(Figure data in JSON)
--- --- ---
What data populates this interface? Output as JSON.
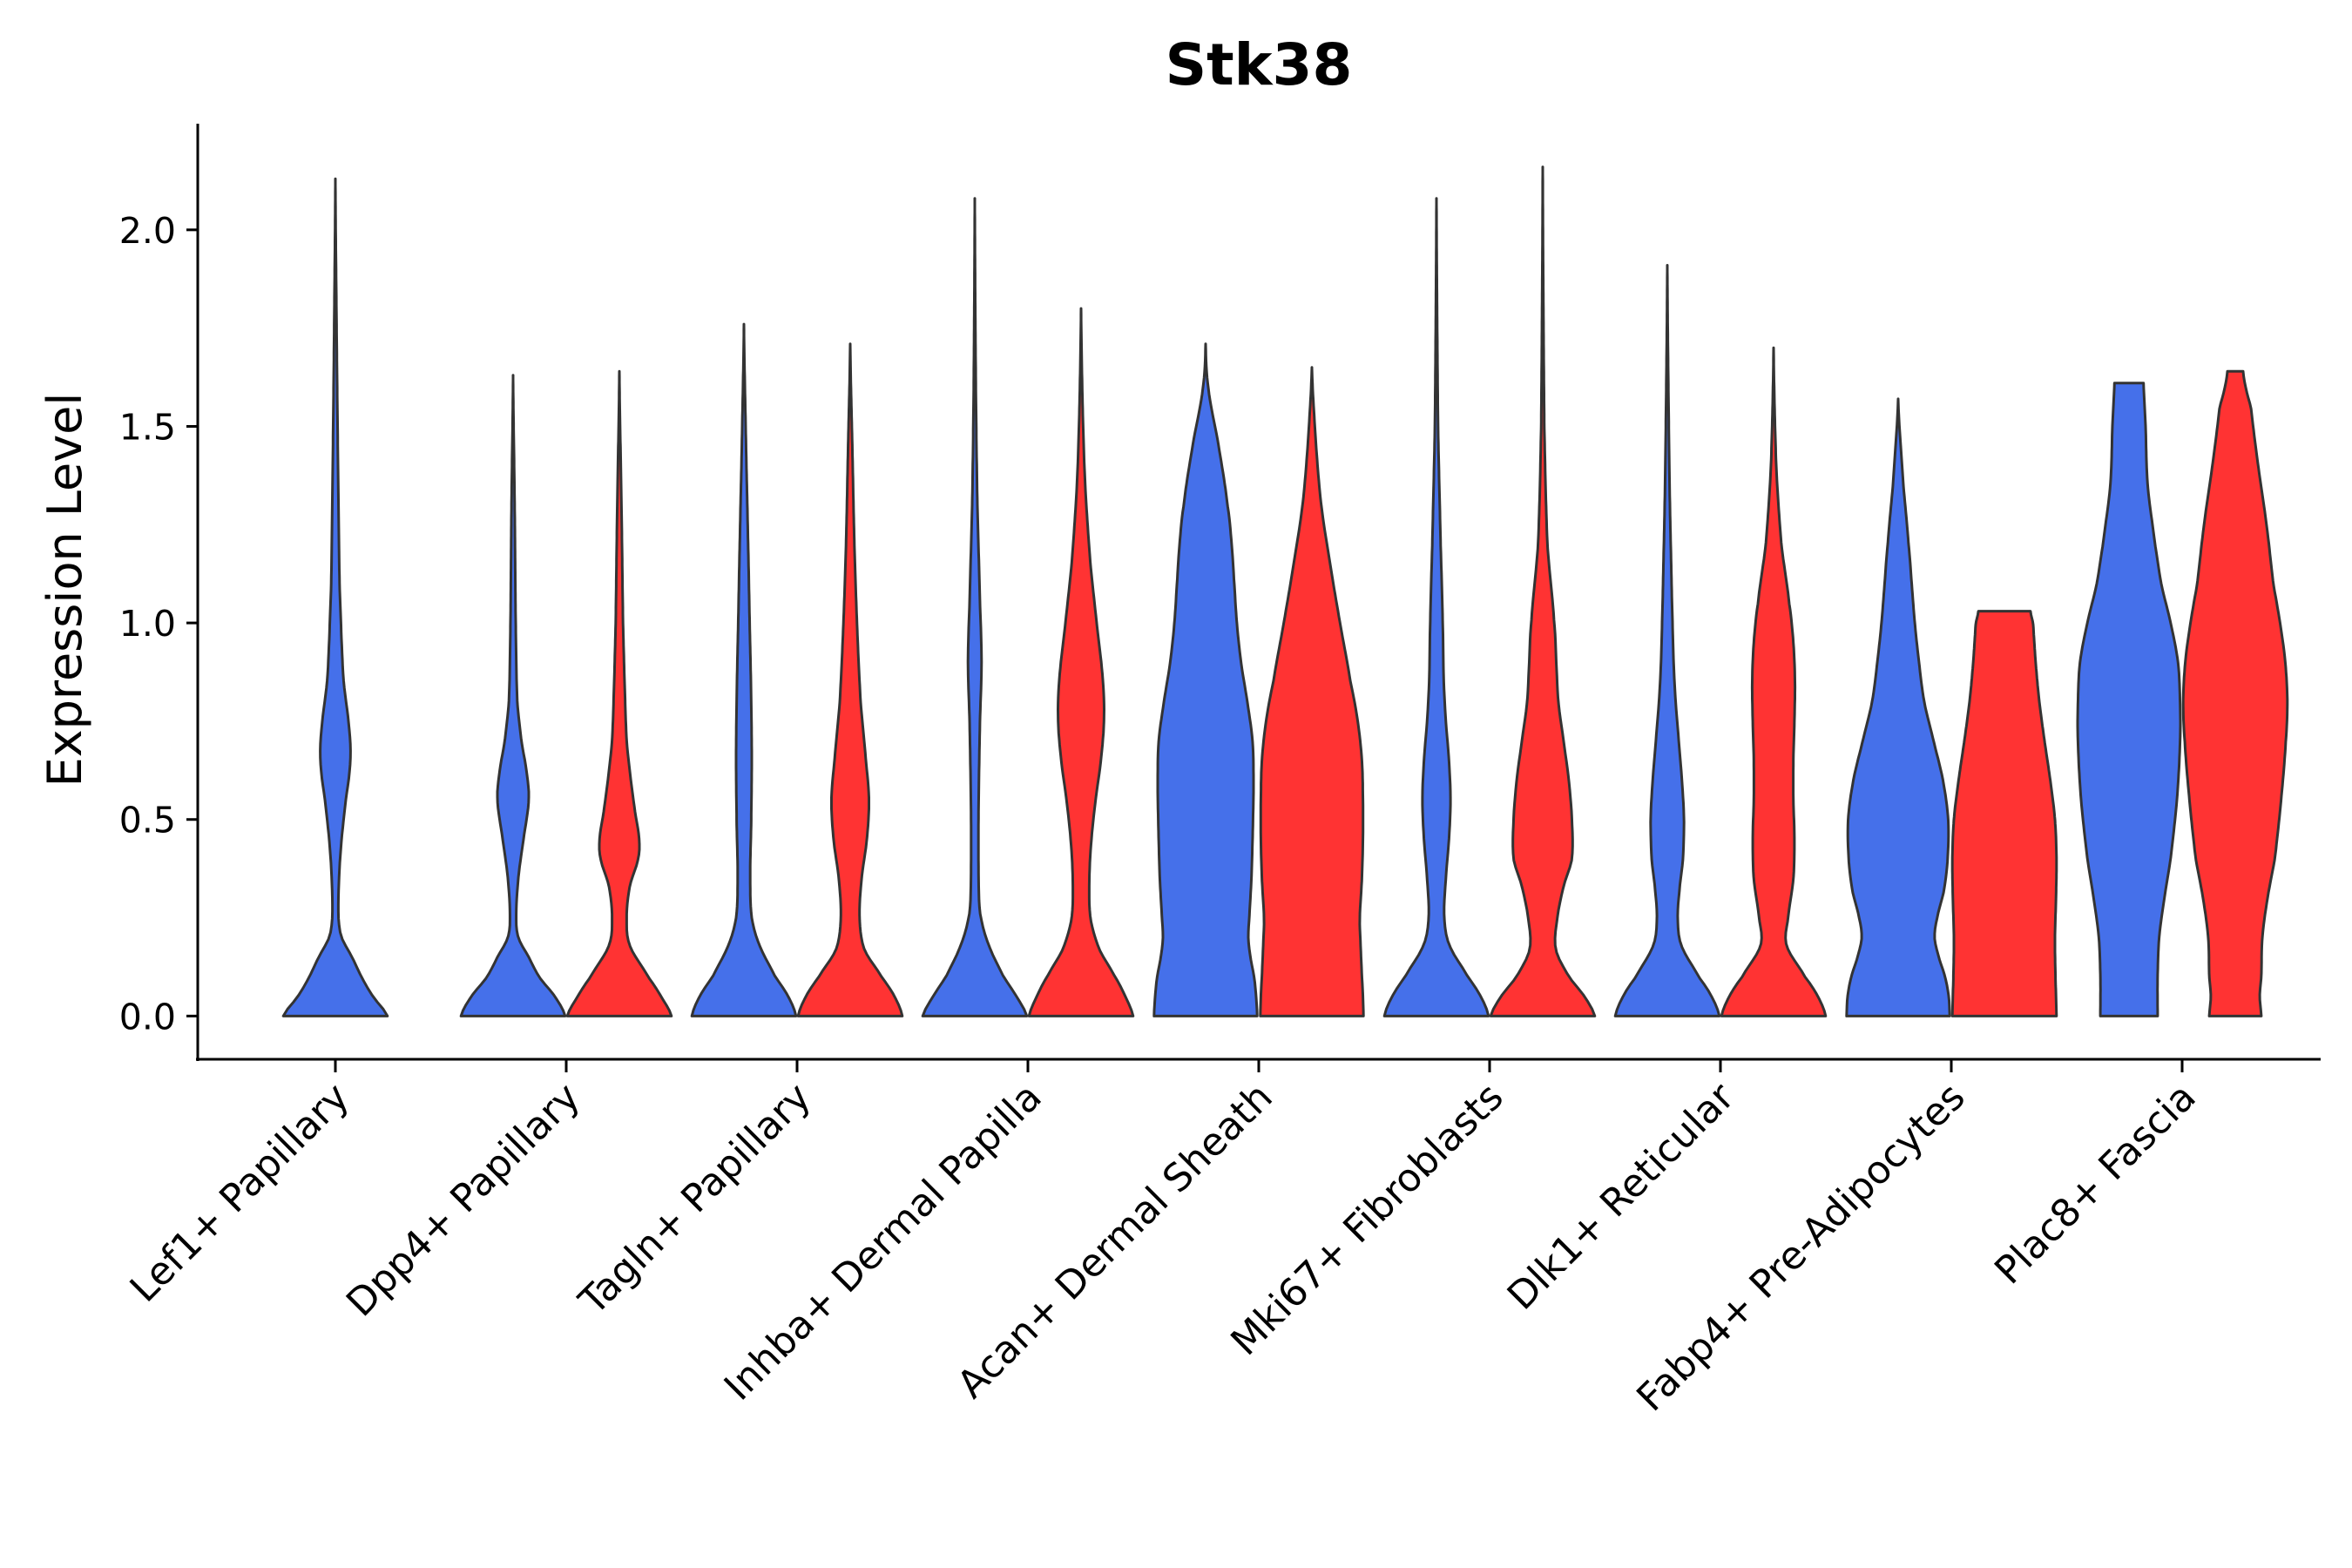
{
  "chart_data": {
    "type": "violin",
    "title": "Stk38",
    "xlabel": "",
    "ylabel": "Expression Level",
    "ylim": [
      -0.11,
      2.27
    ],
    "yticks": [
      "0.0",
      "0.5",
      "1.0",
      "1.5",
      "2.0"
    ],
    "ytick_values": [
      0.0,
      0.5,
      1.0,
      1.5,
      2.0
    ],
    "colors": {
      "group1": "#4570EA",
      "group2": "#FF3333",
      "outline": "#333333"
    },
    "series_names": [
      "group1",
      "group2"
    ],
    "categories": [
      "Lef1+ Papillary",
      "Dpp4+ Papillary",
      "Tagln+ Papillary",
      "Inhba+ Dermal Papilla",
      "Acan+ Dermal Sheath",
      "Mki67+ Fibroblasts",
      "Dlk1+ Reticular",
      "Fabp4+ Pre-Adipocytes",
      "Plac8+ Fascia"
    ],
    "violins": [
      {
        "category": 0,
        "series": "group1",
        "offset": 0.0,
        "max": 2.13,
        "profile": [
          [
            0.0,
            1.0
          ],
          [
            0.05,
            0.72
          ],
          [
            0.1,
            0.5
          ],
          [
            0.15,
            0.32
          ],
          [
            0.2,
            0.12
          ],
          [
            0.25,
            0.06
          ],
          [
            0.35,
            0.07
          ],
          [
            0.45,
            0.12
          ],
          [
            0.55,
            0.2
          ],
          [
            0.62,
            0.27
          ],
          [
            0.68,
            0.29
          ],
          [
            0.75,
            0.25
          ],
          [
            0.85,
            0.16
          ],
          [
            0.95,
            0.12
          ],
          [
            1.1,
            0.08
          ],
          [
            1.4,
            0.05
          ],
          [
            1.8,
            0.02
          ],
          [
            2.13,
            0.0
          ]
        ]
      },
      {
        "category": 1,
        "series": "group1",
        "offset": -0.5,
        "max": 1.63,
        "profile": [
          [
            0.0,
            1.0
          ],
          [
            0.05,
            0.8
          ],
          [
            0.1,
            0.5
          ],
          [
            0.15,
            0.3
          ],
          [
            0.2,
            0.1
          ],
          [
            0.25,
            0.06
          ],
          [
            0.35,
            0.1
          ],
          [
            0.45,
            0.2
          ],
          [
            0.55,
            0.3
          ],
          [
            0.62,
            0.26
          ],
          [
            0.7,
            0.16
          ],
          [
            0.8,
            0.08
          ],
          [
            1.0,
            0.05
          ],
          [
            1.3,
            0.03
          ],
          [
            1.63,
            0.0
          ]
        ]
      },
      {
        "category": 1,
        "series": "group2",
        "offset": 0.5,
        "max": 1.64,
        "profile": [
          [
            0.0,
            1.0
          ],
          [
            0.05,
            0.8
          ],
          [
            0.1,
            0.55
          ],
          [
            0.18,
            0.2
          ],
          [
            0.25,
            0.14
          ],
          [
            0.33,
            0.2
          ],
          [
            0.4,
            0.36
          ],
          [
            0.45,
            0.38
          ],
          [
            0.52,
            0.3
          ],
          [
            0.6,
            0.22
          ],
          [
            0.7,
            0.14
          ],
          [
            0.85,
            0.1
          ],
          [
            1.0,
            0.07
          ],
          [
            1.3,
            0.04
          ],
          [
            1.64,
            0.0
          ]
        ]
      },
      {
        "category": 2,
        "series": "group1",
        "offset": -0.5,
        "max": 1.76,
        "profile": [
          [
            0.0,
            1.0
          ],
          [
            0.05,
            0.85
          ],
          [
            0.1,
            0.6
          ],
          [
            0.18,
            0.3
          ],
          [
            0.25,
            0.15
          ],
          [
            0.35,
            0.12
          ],
          [
            0.5,
            0.14
          ],
          [
            0.65,
            0.15
          ],
          [
            0.8,
            0.14
          ],
          [
            1.0,
            0.11
          ],
          [
            1.2,
            0.08
          ],
          [
            1.45,
            0.04
          ],
          [
            1.76,
            0.0
          ]
        ]
      },
      {
        "category": 2,
        "series": "group2",
        "offset": 0.5,
        "max": 1.71,
        "profile": [
          [
            0.0,
            1.0
          ],
          [
            0.05,
            0.85
          ],
          [
            0.1,
            0.6
          ],
          [
            0.17,
            0.27
          ],
          [
            0.25,
            0.18
          ],
          [
            0.35,
            0.22
          ],
          [
            0.45,
            0.32
          ],
          [
            0.55,
            0.36
          ],
          [
            0.65,
            0.3
          ],
          [
            0.8,
            0.2
          ],
          [
            1.0,
            0.13
          ],
          [
            1.2,
            0.08
          ],
          [
            1.45,
            0.04
          ],
          [
            1.71,
            0.0
          ]
        ]
      },
      {
        "category": 3,
        "series": "group1",
        "offset": -0.5,
        "max": 2.08,
        "profile": [
          [
            0.0,
            1.0
          ],
          [
            0.05,
            0.8
          ],
          [
            0.1,
            0.55
          ],
          [
            0.18,
            0.27
          ],
          [
            0.25,
            0.12
          ],
          [
            0.3,
            0.08
          ],
          [
            0.45,
            0.07
          ],
          [
            0.6,
            0.08
          ],
          [
            0.75,
            0.1
          ],
          [
            0.9,
            0.13
          ],
          [
            1.05,
            0.1
          ],
          [
            1.3,
            0.05
          ],
          [
            1.6,
            0.02
          ],
          [
            2.08,
            0.0
          ]
        ]
      },
      {
        "category": 3,
        "series": "group2",
        "offset": 0.5,
        "max": 1.8,
        "profile": [
          [
            0.0,
            1.0
          ],
          [
            0.05,
            0.85
          ],
          [
            0.1,
            0.65
          ],
          [
            0.17,
            0.35
          ],
          [
            0.25,
            0.18
          ],
          [
            0.35,
            0.16
          ],
          [
            0.45,
            0.2
          ],
          [
            0.55,
            0.28
          ],
          [
            0.65,
            0.38
          ],
          [
            0.75,
            0.44
          ],
          [
            0.85,
            0.42
          ],
          [
            1.0,
            0.3
          ],
          [
            1.15,
            0.18
          ],
          [
            1.35,
            0.08
          ],
          [
            1.55,
            0.03
          ],
          [
            1.8,
            0.0
          ]
        ]
      },
      {
        "category": 4,
        "series": "group1",
        "offset": -0.5,
        "max": 1.71,
        "profile": [
          [
            0.0,
            0.99
          ],
          [
            0.05,
            0.97
          ],
          [
            0.1,
            0.93
          ],
          [
            0.15,
            0.86
          ],
          [
            0.2,
            0.82
          ],
          [
            0.25,
            0.84
          ],
          [
            0.35,
            0.88
          ],
          [
            0.5,
            0.91
          ],
          [
            0.6,
            0.92
          ],
          [
            0.7,
            0.9
          ],
          [
            0.8,
            0.8
          ],
          [
            0.9,
            0.68
          ],
          [
            1.0,
            0.6
          ],
          [
            1.1,
            0.55
          ],
          [
            1.2,
            0.5
          ],
          [
            1.3,
            0.42
          ],
          [
            1.45,
            0.25
          ],
          [
            1.6,
            0.05
          ],
          [
            1.71,
            0.0
          ]
        ]
      },
      {
        "category": 4,
        "series": "group2",
        "offset": 0.5,
        "max": 1.65,
        "profile": [
          [
            0.0,
            0.99
          ],
          [
            0.05,
            0.98
          ],
          [
            0.1,
            0.96
          ],
          [
            0.2,
            0.93
          ],
          [
            0.25,
            0.92
          ],
          [
            0.35,
            0.96
          ],
          [
            0.45,
            0.98
          ],
          [
            0.55,
            0.98
          ],
          [
            0.65,
            0.96
          ],
          [
            0.75,
            0.88
          ],
          [
            0.85,
            0.74
          ],
          [
            1.0,
            0.54
          ],
          [
            1.15,
            0.35
          ],
          [
            1.3,
            0.18
          ],
          [
            1.45,
            0.08
          ],
          [
            1.65,
            0.0
          ]
        ]
      },
      {
        "category": 5,
        "series": "group1",
        "offset": -0.5,
        "max": 2.08,
        "profile": [
          [
            0.0,
            1.0
          ],
          [
            0.05,
            0.85
          ],
          [
            0.1,
            0.6
          ],
          [
            0.18,
            0.25
          ],
          [
            0.25,
            0.15
          ],
          [
            0.35,
            0.18
          ],
          [
            0.45,
            0.24
          ],
          [
            0.55,
            0.27
          ],
          [
            0.65,
            0.24
          ],
          [
            0.75,
            0.18
          ],
          [
            0.85,
            0.14
          ],
          [
            1.0,
            0.12
          ],
          [
            1.2,
            0.08
          ],
          [
            1.5,
            0.03
          ],
          [
            2.08,
            0.0
          ]
        ]
      },
      {
        "category": 5,
        "series": "group2",
        "offset": 0.5,
        "max": 2.16,
        "profile": [
          [
            0.0,
            1.0
          ],
          [
            0.05,
            0.8
          ],
          [
            0.1,
            0.5
          ],
          [
            0.17,
            0.25
          ],
          [
            0.25,
            0.28
          ],
          [
            0.33,
            0.4
          ],
          [
            0.4,
            0.56
          ],
          [
            0.5,
            0.56
          ],
          [
            0.6,
            0.5
          ],
          [
            0.7,
            0.4
          ],
          [
            0.8,
            0.3
          ],
          [
            0.9,
            0.26
          ],
          [
            1.0,
            0.22
          ],
          [
            1.2,
            0.09
          ],
          [
            1.5,
            0.03
          ],
          [
            2.16,
            0.0
          ]
        ]
      },
      {
        "category": 6,
        "series": "group1",
        "offset": -0.5,
        "max": 1.91,
        "profile": [
          [
            0.0,
            1.0
          ],
          [
            0.05,
            0.85
          ],
          [
            0.1,
            0.6
          ],
          [
            0.18,
            0.27
          ],
          [
            0.25,
            0.2
          ],
          [
            0.33,
            0.24
          ],
          [
            0.4,
            0.3
          ],
          [
            0.5,
            0.32
          ],
          [
            0.6,
            0.28
          ],
          [
            0.7,
            0.22
          ],
          [
            0.8,
            0.16
          ],
          [
            0.9,
            0.12
          ],
          [
            1.05,
            0.09
          ],
          [
            1.3,
            0.05
          ],
          [
            1.6,
            0.02
          ],
          [
            1.91,
            0.0
          ]
        ]
      },
      {
        "category": 6,
        "series": "group2",
        "offset": 0.5,
        "max": 1.7,
        "profile": [
          [
            0.0,
            1.0
          ],
          [
            0.05,
            0.85
          ],
          [
            0.1,
            0.6
          ],
          [
            0.18,
            0.25
          ],
          [
            0.25,
            0.28
          ],
          [
            0.35,
            0.38
          ],
          [
            0.45,
            0.4
          ],
          [
            0.55,
            0.38
          ],
          [
            0.65,
            0.38
          ],
          [
            0.75,
            0.4
          ],
          [
            0.85,
            0.41
          ],
          [
            0.95,
            0.38
          ],
          [
            1.05,
            0.3
          ],
          [
            1.2,
            0.15
          ],
          [
            1.4,
            0.05
          ],
          [
            1.7,
            0.0
          ]
        ]
      },
      {
        "category": 7,
        "series": "group1",
        "offset": -0.5,
        "max": 1.57,
        "profile": [
          [
            0.0,
            0.99
          ],
          [
            0.05,
            0.97
          ],
          [
            0.1,
            0.9
          ],
          [
            0.15,
            0.78
          ],
          [
            0.2,
            0.7
          ],
          [
            0.25,
            0.75
          ],
          [
            0.32,
            0.88
          ],
          [
            0.4,
            0.95
          ],
          [
            0.5,
            0.96
          ],
          [
            0.6,
            0.86
          ],
          [
            0.7,
            0.68
          ],
          [
            0.8,
            0.5
          ],
          [
            0.9,
            0.4
          ],
          [
            1.0,
            0.32
          ],
          [
            1.1,
            0.26
          ],
          [
            1.2,
            0.2
          ],
          [
            1.35,
            0.1
          ],
          [
            1.57,
            0.0
          ]
        ]
      },
      {
        "category": 7,
        "series": "group2",
        "offset": 0.5,
        "max": 1.03,
        "profile": [
          [
            0.0,
            1.0
          ],
          [
            0.1,
            0.98
          ],
          [
            0.2,
            0.97
          ],
          [
            0.3,
            0.99
          ],
          [
            0.4,
            1.0
          ],
          [
            0.5,
            0.97
          ],
          [
            0.6,
            0.88
          ],
          [
            0.7,
            0.77
          ],
          [
            0.8,
            0.67
          ],
          [
            0.9,
            0.6
          ],
          [
            1.0,
            0.55
          ],
          [
            1.03,
            0.5
          ]
        ]
      },
      {
        "category": 8,
        "series": "group1",
        "offset": -0.5,
        "max": 1.61,
        "profile": [
          [
            0.0,
            0.55
          ],
          [
            0.1,
            0.55
          ],
          [
            0.2,
            0.58
          ],
          [
            0.3,
            0.68
          ],
          [
            0.4,
            0.8
          ],
          [
            0.55,
            0.92
          ],
          [
            0.7,
            0.98
          ],
          [
            0.8,
            0.98
          ],
          [
            0.9,
            0.94
          ],
          [
            1.0,
            0.8
          ],
          [
            1.1,
            0.62
          ],
          [
            1.2,
            0.5
          ],
          [
            1.35,
            0.36
          ],
          [
            1.5,
            0.32
          ],
          [
            1.55,
            0.3
          ],
          [
            1.61,
            0.28
          ]
        ]
      },
      {
        "category": 8,
        "series": "group2",
        "offset": 0.5,
        "max": 1.64,
        "profile": [
          [
            0.0,
            0.5
          ],
          [
            0.05,
            0.47
          ],
          [
            0.1,
            0.5
          ],
          [
            0.2,
            0.52
          ],
          [
            0.3,
            0.62
          ],
          [
            0.4,
            0.76
          ],
          [
            0.55,
            0.88
          ],
          [
            0.7,
            0.97
          ],
          [
            0.8,
            1.0
          ],
          [
            0.9,
            0.96
          ],
          [
            1.0,
            0.86
          ],
          [
            1.1,
            0.73
          ],
          [
            1.25,
            0.6
          ],
          [
            1.4,
            0.44
          ],
          [
            1.55,
            0.3
          ],
          [
            1.6,
            0.2
          ],
          [
            1.64,
            0.15
          ]
        ]
      }
    ]
  }
}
--- --- ---
What you are asked to do: Pick out every line above that contains the word "Papillary" and copy it.

Finished answer:
      "Lef1+ Papillary",
      "Dpp4+ Papillary",
      "Tagln+ Papillary",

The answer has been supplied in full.